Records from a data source

- - - - - - -

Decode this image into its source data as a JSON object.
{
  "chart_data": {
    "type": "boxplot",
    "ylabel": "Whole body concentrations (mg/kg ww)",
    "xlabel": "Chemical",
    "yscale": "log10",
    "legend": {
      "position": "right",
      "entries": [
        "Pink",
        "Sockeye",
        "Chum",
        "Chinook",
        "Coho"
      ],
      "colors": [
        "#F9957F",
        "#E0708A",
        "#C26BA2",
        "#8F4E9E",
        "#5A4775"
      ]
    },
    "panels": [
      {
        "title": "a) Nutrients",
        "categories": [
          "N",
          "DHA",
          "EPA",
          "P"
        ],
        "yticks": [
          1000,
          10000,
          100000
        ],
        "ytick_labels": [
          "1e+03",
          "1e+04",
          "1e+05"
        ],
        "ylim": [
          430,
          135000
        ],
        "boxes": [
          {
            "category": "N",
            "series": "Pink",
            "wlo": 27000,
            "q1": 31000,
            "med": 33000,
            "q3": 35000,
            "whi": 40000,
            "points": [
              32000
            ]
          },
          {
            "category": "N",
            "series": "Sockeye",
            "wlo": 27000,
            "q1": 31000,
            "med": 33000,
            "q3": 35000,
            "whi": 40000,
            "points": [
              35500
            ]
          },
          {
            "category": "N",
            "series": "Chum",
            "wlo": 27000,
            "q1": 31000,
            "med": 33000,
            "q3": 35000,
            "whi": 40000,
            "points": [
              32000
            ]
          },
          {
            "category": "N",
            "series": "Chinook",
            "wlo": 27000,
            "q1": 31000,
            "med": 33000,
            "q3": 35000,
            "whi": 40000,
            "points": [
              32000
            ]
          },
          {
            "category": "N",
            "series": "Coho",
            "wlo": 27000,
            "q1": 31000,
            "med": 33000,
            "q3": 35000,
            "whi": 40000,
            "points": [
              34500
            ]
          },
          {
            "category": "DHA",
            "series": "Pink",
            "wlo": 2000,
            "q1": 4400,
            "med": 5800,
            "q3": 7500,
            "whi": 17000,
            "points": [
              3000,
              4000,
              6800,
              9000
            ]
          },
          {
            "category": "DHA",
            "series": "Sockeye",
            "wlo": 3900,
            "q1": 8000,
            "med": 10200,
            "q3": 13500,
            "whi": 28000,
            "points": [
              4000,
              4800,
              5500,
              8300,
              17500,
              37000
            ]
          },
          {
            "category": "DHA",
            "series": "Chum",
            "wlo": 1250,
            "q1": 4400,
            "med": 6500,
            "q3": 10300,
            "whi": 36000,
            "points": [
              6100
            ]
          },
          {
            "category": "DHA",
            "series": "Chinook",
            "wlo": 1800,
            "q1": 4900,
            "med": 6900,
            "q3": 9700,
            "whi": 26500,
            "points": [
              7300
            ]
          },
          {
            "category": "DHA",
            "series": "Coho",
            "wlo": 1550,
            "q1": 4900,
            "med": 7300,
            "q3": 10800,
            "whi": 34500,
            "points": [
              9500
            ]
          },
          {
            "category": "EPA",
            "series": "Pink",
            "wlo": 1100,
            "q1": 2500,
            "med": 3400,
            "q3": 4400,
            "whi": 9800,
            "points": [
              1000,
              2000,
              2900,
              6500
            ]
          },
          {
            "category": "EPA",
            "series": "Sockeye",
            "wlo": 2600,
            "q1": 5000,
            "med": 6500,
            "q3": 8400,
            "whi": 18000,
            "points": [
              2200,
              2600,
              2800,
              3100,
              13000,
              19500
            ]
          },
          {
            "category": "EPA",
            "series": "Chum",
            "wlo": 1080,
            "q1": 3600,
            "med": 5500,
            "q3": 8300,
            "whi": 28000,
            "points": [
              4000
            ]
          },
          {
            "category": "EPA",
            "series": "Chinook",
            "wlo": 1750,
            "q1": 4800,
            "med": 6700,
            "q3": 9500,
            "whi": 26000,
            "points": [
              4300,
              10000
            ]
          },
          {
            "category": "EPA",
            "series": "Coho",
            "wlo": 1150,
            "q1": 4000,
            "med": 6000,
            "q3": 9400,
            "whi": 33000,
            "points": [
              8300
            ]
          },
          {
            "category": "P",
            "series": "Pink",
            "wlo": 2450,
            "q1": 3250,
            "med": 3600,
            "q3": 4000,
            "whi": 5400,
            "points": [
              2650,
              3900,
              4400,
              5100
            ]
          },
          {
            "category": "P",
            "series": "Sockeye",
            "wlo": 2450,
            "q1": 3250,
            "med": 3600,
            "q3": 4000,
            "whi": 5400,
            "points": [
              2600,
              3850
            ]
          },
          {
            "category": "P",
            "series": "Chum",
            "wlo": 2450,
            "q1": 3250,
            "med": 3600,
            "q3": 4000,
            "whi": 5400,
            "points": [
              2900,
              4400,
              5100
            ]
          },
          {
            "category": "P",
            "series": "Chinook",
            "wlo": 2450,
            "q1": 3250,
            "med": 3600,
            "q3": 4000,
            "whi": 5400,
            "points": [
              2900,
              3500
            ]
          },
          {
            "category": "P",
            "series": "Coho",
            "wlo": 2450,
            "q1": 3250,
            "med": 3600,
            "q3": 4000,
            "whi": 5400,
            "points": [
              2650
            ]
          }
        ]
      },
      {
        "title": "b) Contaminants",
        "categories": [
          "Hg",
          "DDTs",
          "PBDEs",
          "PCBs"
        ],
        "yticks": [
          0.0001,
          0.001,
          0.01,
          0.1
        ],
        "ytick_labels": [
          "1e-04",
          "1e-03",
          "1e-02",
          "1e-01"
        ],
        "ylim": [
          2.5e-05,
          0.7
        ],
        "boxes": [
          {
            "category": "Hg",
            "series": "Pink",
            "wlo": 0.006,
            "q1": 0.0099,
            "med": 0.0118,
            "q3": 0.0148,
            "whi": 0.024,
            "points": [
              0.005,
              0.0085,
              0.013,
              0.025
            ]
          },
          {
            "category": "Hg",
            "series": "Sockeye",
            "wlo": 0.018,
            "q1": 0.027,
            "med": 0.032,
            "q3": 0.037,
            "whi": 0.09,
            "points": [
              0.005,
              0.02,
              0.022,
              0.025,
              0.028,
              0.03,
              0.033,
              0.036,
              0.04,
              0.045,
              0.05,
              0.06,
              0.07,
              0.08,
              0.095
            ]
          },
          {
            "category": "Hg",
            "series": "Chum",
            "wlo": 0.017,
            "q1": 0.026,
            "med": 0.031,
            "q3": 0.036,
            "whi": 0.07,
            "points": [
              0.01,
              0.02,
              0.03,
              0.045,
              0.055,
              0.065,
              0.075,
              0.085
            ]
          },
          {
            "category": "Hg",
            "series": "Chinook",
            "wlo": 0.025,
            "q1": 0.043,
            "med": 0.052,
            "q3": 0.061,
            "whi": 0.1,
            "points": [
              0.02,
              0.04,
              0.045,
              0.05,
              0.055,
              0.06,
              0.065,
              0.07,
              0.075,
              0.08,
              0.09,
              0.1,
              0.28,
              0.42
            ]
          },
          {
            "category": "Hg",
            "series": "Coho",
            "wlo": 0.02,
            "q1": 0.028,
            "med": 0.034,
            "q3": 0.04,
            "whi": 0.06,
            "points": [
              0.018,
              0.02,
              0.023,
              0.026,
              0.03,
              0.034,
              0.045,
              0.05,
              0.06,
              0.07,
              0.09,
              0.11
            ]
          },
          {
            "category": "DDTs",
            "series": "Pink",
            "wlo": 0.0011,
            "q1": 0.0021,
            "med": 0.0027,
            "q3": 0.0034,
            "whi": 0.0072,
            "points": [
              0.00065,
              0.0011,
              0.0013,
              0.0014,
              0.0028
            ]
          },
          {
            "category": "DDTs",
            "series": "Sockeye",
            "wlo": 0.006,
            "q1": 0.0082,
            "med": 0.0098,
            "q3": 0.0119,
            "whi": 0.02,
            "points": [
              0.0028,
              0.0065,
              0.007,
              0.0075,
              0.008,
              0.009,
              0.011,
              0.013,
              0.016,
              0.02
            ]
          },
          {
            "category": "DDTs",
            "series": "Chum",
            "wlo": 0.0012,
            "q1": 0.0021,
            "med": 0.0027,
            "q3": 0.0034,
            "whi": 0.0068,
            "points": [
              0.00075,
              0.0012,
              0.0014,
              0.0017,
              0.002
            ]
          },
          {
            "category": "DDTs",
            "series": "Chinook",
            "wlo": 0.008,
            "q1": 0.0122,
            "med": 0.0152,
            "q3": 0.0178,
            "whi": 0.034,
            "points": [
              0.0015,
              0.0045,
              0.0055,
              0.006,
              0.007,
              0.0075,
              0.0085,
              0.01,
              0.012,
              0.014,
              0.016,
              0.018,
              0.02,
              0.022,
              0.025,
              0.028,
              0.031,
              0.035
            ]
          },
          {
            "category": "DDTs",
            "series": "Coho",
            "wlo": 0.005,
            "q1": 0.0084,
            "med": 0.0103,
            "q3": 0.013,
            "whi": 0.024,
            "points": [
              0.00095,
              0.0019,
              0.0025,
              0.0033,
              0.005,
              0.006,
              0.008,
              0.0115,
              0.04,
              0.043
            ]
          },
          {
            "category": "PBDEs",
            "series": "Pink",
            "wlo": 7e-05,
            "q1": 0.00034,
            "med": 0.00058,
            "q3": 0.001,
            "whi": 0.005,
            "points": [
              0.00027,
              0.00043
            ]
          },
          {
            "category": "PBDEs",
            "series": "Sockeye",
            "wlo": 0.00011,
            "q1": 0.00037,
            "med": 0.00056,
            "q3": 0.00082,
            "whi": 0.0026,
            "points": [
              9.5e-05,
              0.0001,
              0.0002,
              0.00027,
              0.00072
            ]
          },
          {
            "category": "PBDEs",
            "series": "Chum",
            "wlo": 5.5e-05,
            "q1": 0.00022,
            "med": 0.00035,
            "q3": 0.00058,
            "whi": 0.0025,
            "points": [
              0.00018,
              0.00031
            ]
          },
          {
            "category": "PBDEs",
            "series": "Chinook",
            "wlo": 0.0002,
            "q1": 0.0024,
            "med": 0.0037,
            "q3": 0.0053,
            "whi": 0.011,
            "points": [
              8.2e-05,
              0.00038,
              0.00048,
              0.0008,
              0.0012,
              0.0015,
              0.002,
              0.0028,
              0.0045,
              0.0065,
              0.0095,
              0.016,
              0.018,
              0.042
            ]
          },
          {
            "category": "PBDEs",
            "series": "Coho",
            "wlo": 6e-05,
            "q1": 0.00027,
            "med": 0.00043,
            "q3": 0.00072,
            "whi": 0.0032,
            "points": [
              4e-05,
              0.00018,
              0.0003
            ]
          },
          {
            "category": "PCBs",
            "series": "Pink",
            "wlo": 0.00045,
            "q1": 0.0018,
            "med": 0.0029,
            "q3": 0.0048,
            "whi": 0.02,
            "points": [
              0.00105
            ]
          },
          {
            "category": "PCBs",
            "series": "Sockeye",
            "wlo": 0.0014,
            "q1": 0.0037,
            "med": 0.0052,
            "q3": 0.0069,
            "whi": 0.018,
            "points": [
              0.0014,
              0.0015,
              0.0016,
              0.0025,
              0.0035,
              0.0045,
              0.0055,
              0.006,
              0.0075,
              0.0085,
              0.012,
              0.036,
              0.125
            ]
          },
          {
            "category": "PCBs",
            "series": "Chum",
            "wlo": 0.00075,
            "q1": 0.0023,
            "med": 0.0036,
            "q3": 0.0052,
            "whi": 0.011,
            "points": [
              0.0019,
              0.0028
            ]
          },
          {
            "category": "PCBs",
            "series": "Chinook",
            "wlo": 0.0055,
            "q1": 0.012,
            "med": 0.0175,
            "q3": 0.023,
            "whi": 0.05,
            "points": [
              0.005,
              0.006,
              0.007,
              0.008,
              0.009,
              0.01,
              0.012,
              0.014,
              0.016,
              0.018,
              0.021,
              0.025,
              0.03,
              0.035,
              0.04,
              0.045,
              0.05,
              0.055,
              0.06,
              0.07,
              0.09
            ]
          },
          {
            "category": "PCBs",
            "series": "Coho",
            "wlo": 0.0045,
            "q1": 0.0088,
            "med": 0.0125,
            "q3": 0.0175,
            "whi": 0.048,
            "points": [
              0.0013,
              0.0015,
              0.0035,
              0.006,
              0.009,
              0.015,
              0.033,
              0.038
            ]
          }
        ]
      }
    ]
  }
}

- - - - - - -

◆ WHAT YOU NEED TO DO
Where does the word "title" appear in the listing? List each line that holds it.

◆ ANSWER TO THE TASK
        "title": "a) Nutrients",
        "title": "b) Contaminants",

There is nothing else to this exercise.